>>>>
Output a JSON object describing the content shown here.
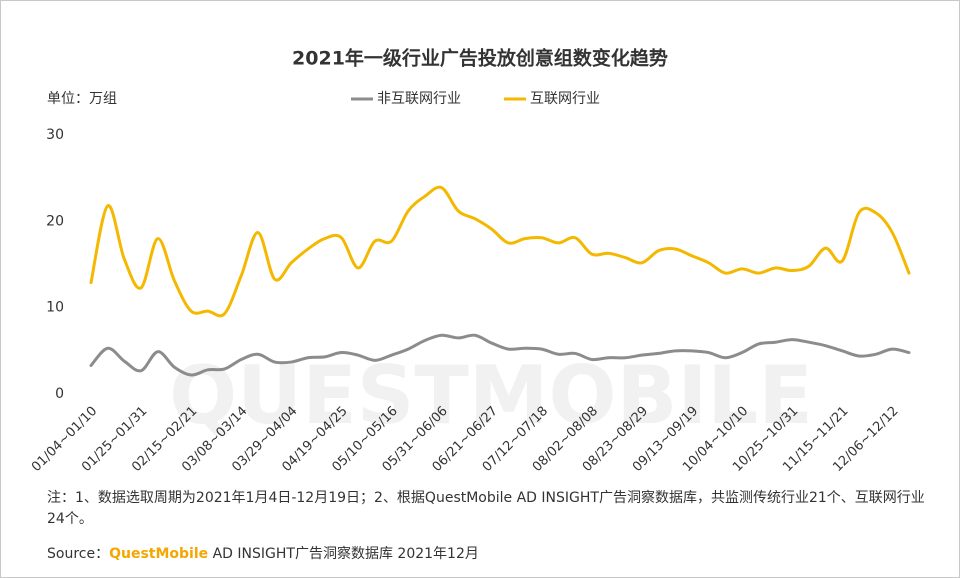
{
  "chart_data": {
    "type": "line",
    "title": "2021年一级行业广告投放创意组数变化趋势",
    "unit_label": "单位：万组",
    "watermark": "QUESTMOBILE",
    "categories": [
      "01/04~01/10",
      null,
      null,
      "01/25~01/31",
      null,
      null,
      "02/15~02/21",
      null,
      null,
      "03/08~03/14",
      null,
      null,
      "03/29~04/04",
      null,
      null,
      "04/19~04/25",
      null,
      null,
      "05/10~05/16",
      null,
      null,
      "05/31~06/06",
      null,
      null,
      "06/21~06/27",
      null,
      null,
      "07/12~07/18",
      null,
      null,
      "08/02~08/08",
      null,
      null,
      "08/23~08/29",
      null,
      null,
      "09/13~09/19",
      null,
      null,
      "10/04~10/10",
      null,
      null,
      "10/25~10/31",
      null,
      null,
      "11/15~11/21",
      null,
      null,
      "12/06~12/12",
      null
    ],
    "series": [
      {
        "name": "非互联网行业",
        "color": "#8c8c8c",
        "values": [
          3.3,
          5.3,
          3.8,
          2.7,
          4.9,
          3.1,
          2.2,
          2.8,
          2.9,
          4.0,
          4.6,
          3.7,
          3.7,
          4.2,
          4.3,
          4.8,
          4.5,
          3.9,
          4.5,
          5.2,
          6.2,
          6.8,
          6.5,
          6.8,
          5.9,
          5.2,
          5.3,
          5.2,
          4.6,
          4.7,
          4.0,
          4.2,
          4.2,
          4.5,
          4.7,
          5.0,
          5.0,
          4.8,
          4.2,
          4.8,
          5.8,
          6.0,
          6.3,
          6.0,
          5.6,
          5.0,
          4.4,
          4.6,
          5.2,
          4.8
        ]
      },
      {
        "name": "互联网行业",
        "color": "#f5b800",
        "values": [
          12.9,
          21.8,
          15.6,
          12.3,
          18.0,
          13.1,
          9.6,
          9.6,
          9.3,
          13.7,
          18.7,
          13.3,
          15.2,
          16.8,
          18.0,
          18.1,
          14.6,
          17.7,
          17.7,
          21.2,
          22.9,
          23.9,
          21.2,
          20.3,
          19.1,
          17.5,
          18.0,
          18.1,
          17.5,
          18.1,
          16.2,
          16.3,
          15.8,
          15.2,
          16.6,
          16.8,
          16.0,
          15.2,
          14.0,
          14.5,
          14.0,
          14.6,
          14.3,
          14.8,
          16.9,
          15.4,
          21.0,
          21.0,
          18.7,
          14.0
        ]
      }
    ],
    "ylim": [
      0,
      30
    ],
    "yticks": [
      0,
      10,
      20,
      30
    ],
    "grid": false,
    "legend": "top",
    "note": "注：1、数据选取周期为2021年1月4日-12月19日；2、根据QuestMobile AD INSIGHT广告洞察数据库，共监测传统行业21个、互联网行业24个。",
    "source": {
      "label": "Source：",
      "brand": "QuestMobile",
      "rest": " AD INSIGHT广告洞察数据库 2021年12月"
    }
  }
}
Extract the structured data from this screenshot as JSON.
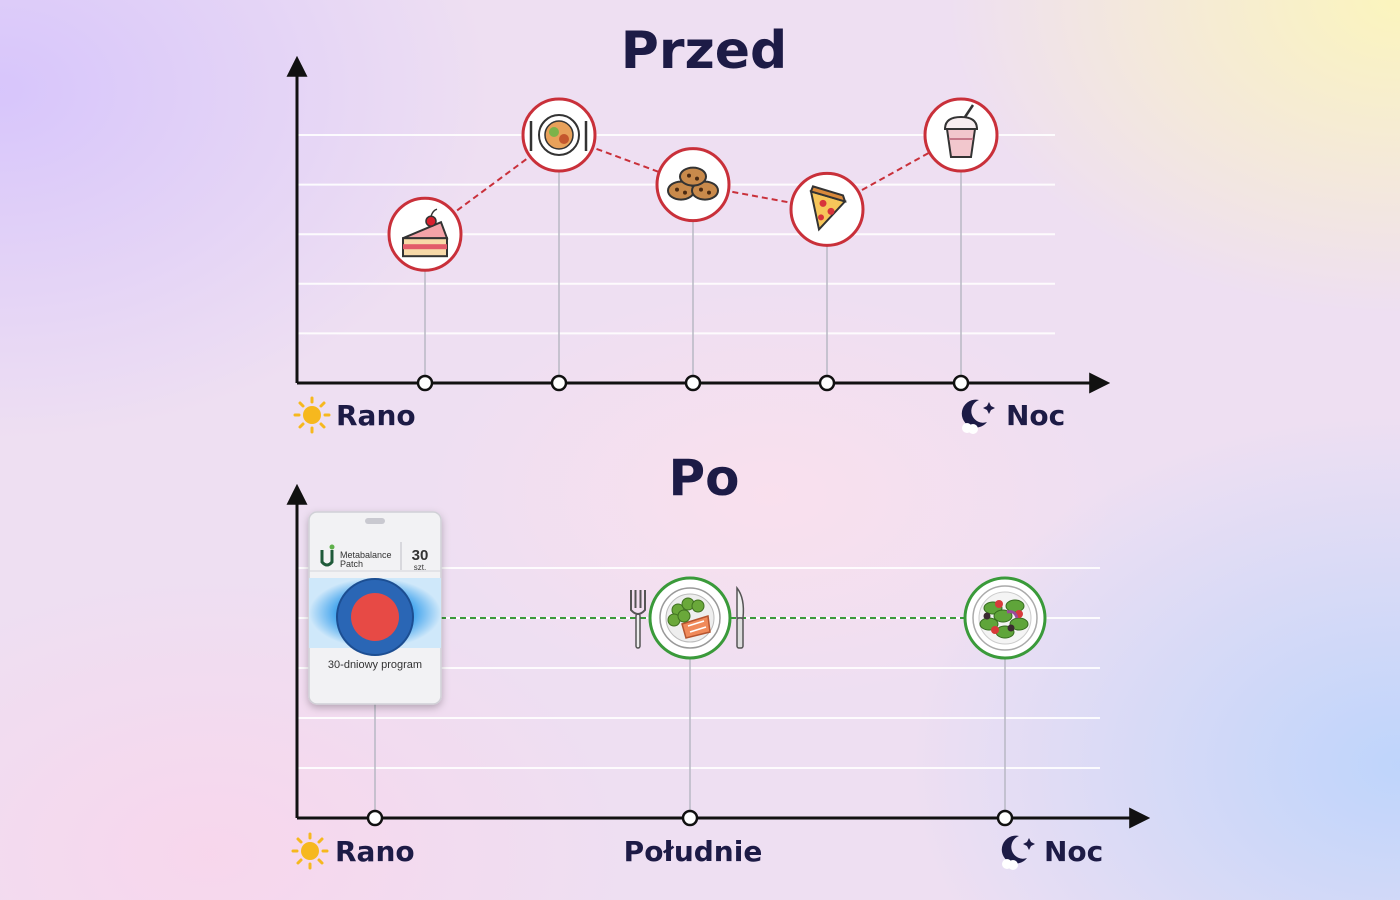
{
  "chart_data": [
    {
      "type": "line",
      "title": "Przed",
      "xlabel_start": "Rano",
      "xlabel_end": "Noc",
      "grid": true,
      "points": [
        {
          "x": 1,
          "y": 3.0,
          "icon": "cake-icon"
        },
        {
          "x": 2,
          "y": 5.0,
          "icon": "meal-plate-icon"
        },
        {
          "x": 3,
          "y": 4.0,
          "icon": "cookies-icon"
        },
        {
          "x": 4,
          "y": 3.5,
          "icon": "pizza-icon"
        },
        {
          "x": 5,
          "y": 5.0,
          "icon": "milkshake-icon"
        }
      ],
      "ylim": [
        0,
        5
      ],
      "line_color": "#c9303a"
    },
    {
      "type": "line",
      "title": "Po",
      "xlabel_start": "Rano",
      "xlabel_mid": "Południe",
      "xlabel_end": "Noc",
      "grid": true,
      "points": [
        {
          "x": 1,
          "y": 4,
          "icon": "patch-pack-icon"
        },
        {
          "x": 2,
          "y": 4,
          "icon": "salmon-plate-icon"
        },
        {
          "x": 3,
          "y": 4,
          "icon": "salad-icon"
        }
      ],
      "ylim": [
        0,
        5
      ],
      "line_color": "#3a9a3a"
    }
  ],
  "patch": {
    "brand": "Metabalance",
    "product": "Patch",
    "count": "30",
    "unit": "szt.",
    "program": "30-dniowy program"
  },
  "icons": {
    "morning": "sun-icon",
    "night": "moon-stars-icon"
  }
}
<<<<
» PROMPT:
Copy out all the records exactly, excluding pictures.

» EXERCISE RESULT:
Output a JSON object describing the content shown here.
{
  "chart_data": {
    "type": "line",
    "title": "2021年一级行业广告投放创意组数变化趋势",
    "unit_label": "单位：万组",
    "watermark": "QUESTMOBILE",
    "categories": [
      "01/04~01/10",
      null,
      null,
      "01/25~01/31",
      null,
      null,
      "02/15~02/21",
      null,
      null,
      "03/08~03/14",
      null,
      null,
      "03/29~04/04",
      null,
      null,
      "04/19~04/25",
      null,
      null,
      "05/10~05/16",
      null,
      null,
      "05/31~06/06",
      null,
      null,
      "06/21~06/27",
      null,
      null,
      "07/12~07/18",
      null,
      null,
      "08/02~08/08",
      null,
      null,
      "08/23~08/29",
      null,
      null,
      "09/13~09/19",
      null,
      null,
      "10/04~10/10",
      null,
      null,
      "10/25~10/31",
      null,
      null,
      "11/15~11/21",
      null,
      null,
      "12/06~12/12",
      null
    ],
    "series": [
      {
        "name": "非互联网行业",
        "color": "#8c8c8c",
        "values": [
          3.3,
          5.3,
          3.8,
          2.7,
          4.9,
          3.1,
          2.2,
          2.8,
          2.9,
          4.0,
          4.6,
          3.7,
          3.7,
          4.2,
          4.3,
          4.8,
          4.5,
          3.9,
          4.5,
          5.2,
          6.2,
          6.8,
          6.5,
          6.8,
          5.9,
          5.2,
          5.3,
          5.2,
          4.6,
          4.7,
          4.0,
          4.2,
          4.2,
          4.5,
          4.7,
          5.0,
          5.0,
          4.8,
          4.2,
          4.8,
          5.8,
          6.0,
          6.3,
          6.0,
          5.6,
          5.0,
          4.4,
          4.6,
          5.2,
          4.8
        ]
      },
      {
        "name": "互联网行业",
        "color": "#f5b800",
        "values": [
          12.9,
          21.8,
          15.6,
          12.3,
          18.0,
          13.1,
          9.6,
          9.6,
          9.3,
          13.7,
          18.7,
          13.3,
          15.2,
          16.8,
          18.0,
          18.1,
          14.6,
          17.7,
          17.7,
          21.2,
          22.9,
          23.9,
          21.2,
          20.3,
          19.1,
          17.5,
          18.0,
          18.1,
          17.5,
          18.1,
          16.2,
          16.3,
          15.8,
          15.2,
          16.6,
          16.8,
          16.0,
          15.2,
          14.0,
          14.5,
          14.0,
          14.6,
          14.3,
          14.8,
          16.9,
          15.4,
          21.0,
          21.0,
          18.7,
          14.0
        ]
      }
    ],
    "ylim": [
      0,
      30
    ],
    "yticks": [
      0,
      10,
      20,
      30
    ],
    "grid": false,
    "legend": "top",
    "note": "注：1、数据选取周期为2021年1月4日-12月19日；2、根据QuestMobile AD INSIGHT广告洞察数据库，共监测传统行业21个、互联网行业24个。",
    "source": {
      "label": "Source：",
      "brand": "QuestMobile",
      "rest": " AD INSIGHT广告洞察数据库 2021年12月"
    }
  }
}
Extract the structured data from this screenshot as JSON.
{
  "chart_data": [
    {
      "type": "line",
      "title": "Przed",
      "xlabel_start": "Rano",
      "xlabel_end": "Noc",
      "grid": true,
      "points": [
        {
          "x": 1,
          "y": 3.0,
          "icon": "cake-icon"
        },
        {
          "x": 2,
          "y": 5.0,
          "icon": "meal-plate-icon"
        },
        {
          "x": 3,
          "y": 4.0,
          "icon": "cookies-icon"
        },
        {
          "x": 4,
          "y": 3.5,
          "icon": "pizza-icon"
        },
        {
          "x": 5,
          "y": 5.0,
          "icon": "milkshake-icon"
        }
      ],
      "ylim": [
        0,
        5
      ],
      "line_color": "#c9303a"
    },
    {
      "type": "line",
      "title": "Po",
      "xlabel_start": "Rano",
      "xlabel_mid": "Południe",
      "xlabel_end": "Noc",
      "grid": true,
      "points": [
        {
          "x": 1,
          "y": 4,
          "icon": "patch-pack-icon"
        },
        {
          "x": 2,
          "y": 4,
          "icon": "salmon-plate-icon"
        },
        {
          "x": 3,
          "y": 4,
          "icon": "salad-icon"
        }
      ],
      "ylim": [
        0,
        5
      ],
      "line_color": "#3a9a3a"
    }
  ],
  "patch": {
    "brand": "Metabalance",
    "product": "Patch",
    "count": "30",
    "unit": "szt.",
    "program": "30-dniowy program"
  },
  "icons": {
    "morning": "sun-icon",
    "night": "moon-stars-icon"
  }
}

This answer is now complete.